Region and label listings
◆ ◆ ◆ ◆ ◆

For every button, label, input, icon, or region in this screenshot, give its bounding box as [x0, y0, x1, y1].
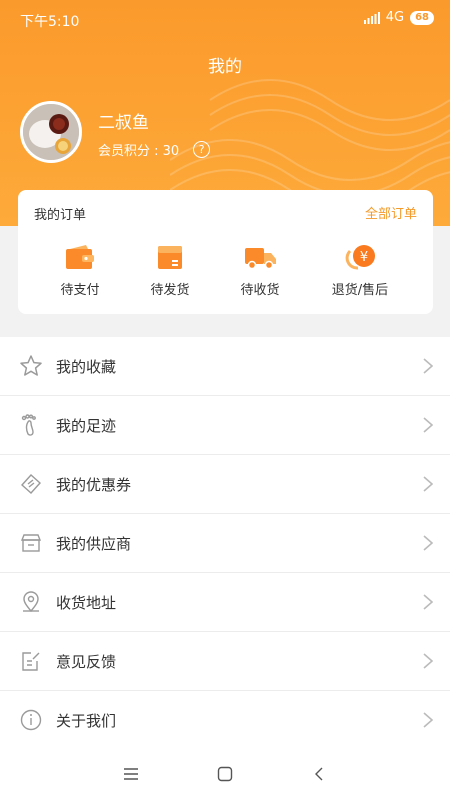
- chevron-right-icon: [423, 358, 434, 374]
- order-item-label: 退货/售后: [331, 283, 389, 298]
- orders-title: 我的订单: [34, 208, 87, 223]
- menu-footprints[interactable]: 我的足迹: [0, 396, 450, 455]
- menu-label: 我的供应商: [56, 535, 132, 553]
- order-item-label: 待收货: [240, 283, 280, 298]
- avatar[interactable]: [20, 101, 82, 163]
- order-refund-aftersale[interactable]: ¥ 退货/售后: [315, 243, 405, 298]
- info-icon: [20, 709, 42, 731]
- order-item-label: 待发货: [150, 283, 190, 298]
- menu-coupons[interactable]: 我的优惠券: [0, 455, 450, 514]
- order-pending-payment[interactable]: 待支付: [35, 243, 125, 298]
- status-bar: 下午5:10 4G 68: [0, 0, 450, 38]
- refund-yen-icon: ¥: [344, 243, 376, 271]
- menu-label: 关于我们: [56, 712, 117, 730]
- location-pin-icon: [23, 591, 39, 613]
- chevron-right-icon: [423, 476, 434, 492]
- page-title: 我的: [208, 57, 242, 77]
- avatar-image: [23, 104, 79, 160]
- battery-indicator: 68: [410, 10, 434, 25]
- order-pending-shipment[interactable]: 待发货: [125, 243, 215, 298]
- order-item-label: 待支付: [60, 283, 100, 298]
- box-icon: [154, 243, 186, 271]
- svg-text:¥: ¥: [360, 250, 368, 265]
- menu-label: 我的优惠券: [56, 476, 132, 494]
- chevron-right-icon: [423, 594, 434, 610]
- menu-label: 意见反馈: [56, 653, 117, 671]
- store-icon: [20, 534, 42, 552]
- menu-addresses[interactable]: 收货地址: [0, 573, 450, 632]
- menu-icon[interactable]: [122, 765, 140, 783]
- all-orders-link[interactable]: 全部订单: [365, 203, 417, 222]
- question-circle-icon[interactable]: ?: [193, 141, 211, 158]
- coupon-icon: [21, 474, 41, 494]
- chevron-right-icon: [423, 535, 434, 551]
- footprint-icon: [21, 414, 36, 436]
- network-type: 4G: [385, 10, 405, 25]
- home-icon[interactable]: [216, 765, 234, 783]
- system-nav-bar: [0, 748, 450, 800]
- menu-suppliers[interactable]: 我的供应商: [0, 514, 450, 573]
- menu-about-us[interactable]: 关于我们: [0, 691, 450, 750]
- wallet-icon: [64, 243, 96, 271]
- orders-card: 我的订单 全部订单 待支付 待发货 待收货 ¥ 退货/售后: [18, 190, 433, 314]
- star-icon: [20, 355, 42, 376]
- settings-menu: 我的收藏 我的足迹 我的优惠券 我的供应商 收货地址 意见反馈 关于我们: [0, 337, 450, 750]
- chevron-right-icon: [423, 712, 434, 728]
- truck-icon: [244, 243, 276, 271]
- menu-label: 收货地址: [56, 594, 117, 612]
- status-time: 下午5:10: [20, 14, 80, 30]
- menu-feedback[interactable]: 意见反馈: [0, 632, 450, 691]
- order-pending-receipt[interactable]: 待收货: [215, 243, 305, 298]
- signal-icon: [363, 11, 380, 24]
- menu-label: 我的收藏: [56, 358, 117, 376]
- chevron-right-icon: [423, 653, 434, 669]
- back-icon[interactable]: [311, 765, 329, 783]
- points-label: 会员积分 : 30: [98, 144, 180, 159]
- chevron-right-icon: [423, 417, 434, 433]
- menu-favorites[interactable]: 我的收藏: [0, 337, 450, 396]
- feedback-icon: [22, 652, 40, 671]
- menu-label: 我的足迹: [56, 417, 117, 435]
- username: 二叔鱼: [98, 113, 149, 133]
- member-points: 会员积分 : 30 ?: [98, 140, 211, 159]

◆ ◆ ◆ ◆ ◆

Set task → Update the lines above by replacing every instance of "chevron-right-icon" with "arrow-right-icon", leaving everything else unchanged. Omit the picture from your answer.

Solution →
For every button, label, input, icon, or region in this screenshot, give its bounding box as [x0, y0, x1, y1].
- arrow-right-icon: [423, 358, 434, 374]
- order-item-label: 退货/售后: [331, 283, 389, 298]
- orders-title: 我的订单: [34, 208, 87, 223]
- menu-footprints[interactable]: 我的足迹: [0, 396, 450, 455]
- menu-label: 我的供应商: [56, 535, 132, 553]
- order-item-label: 待收货: [240, 283, 280, 298]
- avatar[interactable]: [20, 101, 82, 163]
- order-refund-aftersale[interactable]: ¥ 退货/售后: [315, 243, 405, 298]
- info-icon: [20, 709, 42, 731]
- order-item-label: 待发货: [150, 283, 190, 298]
- menu-coupons[interactable]: 我的优惠券: [0, 455, 450, 514]
- order-pending-payment[interactable]: 待支付: [35, 243, 125, 298]
- status-bar: 下午5:10 4G 68: [0, 0, 450, 38]
- refund-yen-icon: ¥: [344, 243, 376, 271]
- menu-label: 关于我们: [56, 712, 117, 730]
- location-pin-icon: [23, 591, 39, 613]
- arrow-right-icon: [423, 476, 434, 492]
- page-title: 我的: [208, 57, 242, 77]
- avatar-image: [23, 104, 79, 160]
- battery-indicator: 68: [410, 10, 434, 25]
- order-pending-shipment[interactable]: 待发货: [125, 243, 215, 298]
- order-item-label: 待支付: [60, 283, 100, 298]
- box-icon: [154, 243, 186, 271]
- svg-text:¥: ¥: [360, 250, 368, 265]
- menu-label: 我的优惠券: [56, 476, 132, 494]
- arrow-right-icon: [423, 594, 434, 610]
- menu-label: 意见反馈: [56, 653, 117, 671]
- store-icon: [20, 534, 42, 552]
- menu-addresses[interactable]: 收货地址: [0, 573, 450, 632]
- menu-icon[interactable]: [122, 765, 140, 783]
- all-orders-link[interactable]: 全部订单: [365, 203, 417, 222]
- question-circle-icon[interactable]: ?: [193, 141, 211, 158]
- coupon-icon: [21, 474, 41, 494]
- arrow-right-icon: [423, 535, 434, 551]
- footprint-icon: [21, 414, 36, 436]
- network-type: 4G: [385, 10, 405, 25]
- home-icon[interactable]: [216, 765, 234, 783]
- system-nav-bar: [0, 748, 450, 800]
- menu-suppliers[interactable]: 我的供应商: [0, 514, 450, 573]
- menu-about-us[interactable]: 关于我们: [0, 691, 450, 750]
- wallet-icon: [64, 243, 96, 271]
- orders-card: 我的订单 全部订单 待支付 待发货 待收货 ¥ 退货/售后: [18, 190, 433, 314]
- star-icon: [20, 355, 42, 376]
- settings-menu: 我的收藏 我的足迹 我的优惠券 我的供应商 收货地址 意见反馈 关于我们: [0, 337, 450, 750]
- arrow-right-icon: [423, 712, 434, 728]
- truck-icon: [244, 243, 276, 271]
- menu-label: 收货地址: [56, 594, 117, 612]
- status-time: 下午5:10: [20, 14, 80, 30]
- menu-feedback[interactable]: 意见反馈: [0, 632, 450, 691]
- order-pending-receipt[interactable]: 待收货: [215, 243, 305, 298]
- signal-icon: [363, 11, 380, 24]
- menu-label: 我的收藏: [56, 358, 117, 376]
- arrow-right-icon: [423, 653, 434, 669]
- back-icon[interactable]: [311, 765, 329, 783]
- points-label: 会员积分 : 30: [98, 144, 180, 159]
- arrow-right-icon: [423, 417, 434, 433]
- menu-favorites[interactable]: 我的收藏: [0, 337, 450, 396]
- feedback-icon: [22, 652, 40, 671]
- menu-label: 我的足迹: [56, 417, 117, 435]
- username: 二叔鱼: [98, 113, 149, 133]
- member-points: 会员积分 : 30 ?: [98, 140, 211, 159]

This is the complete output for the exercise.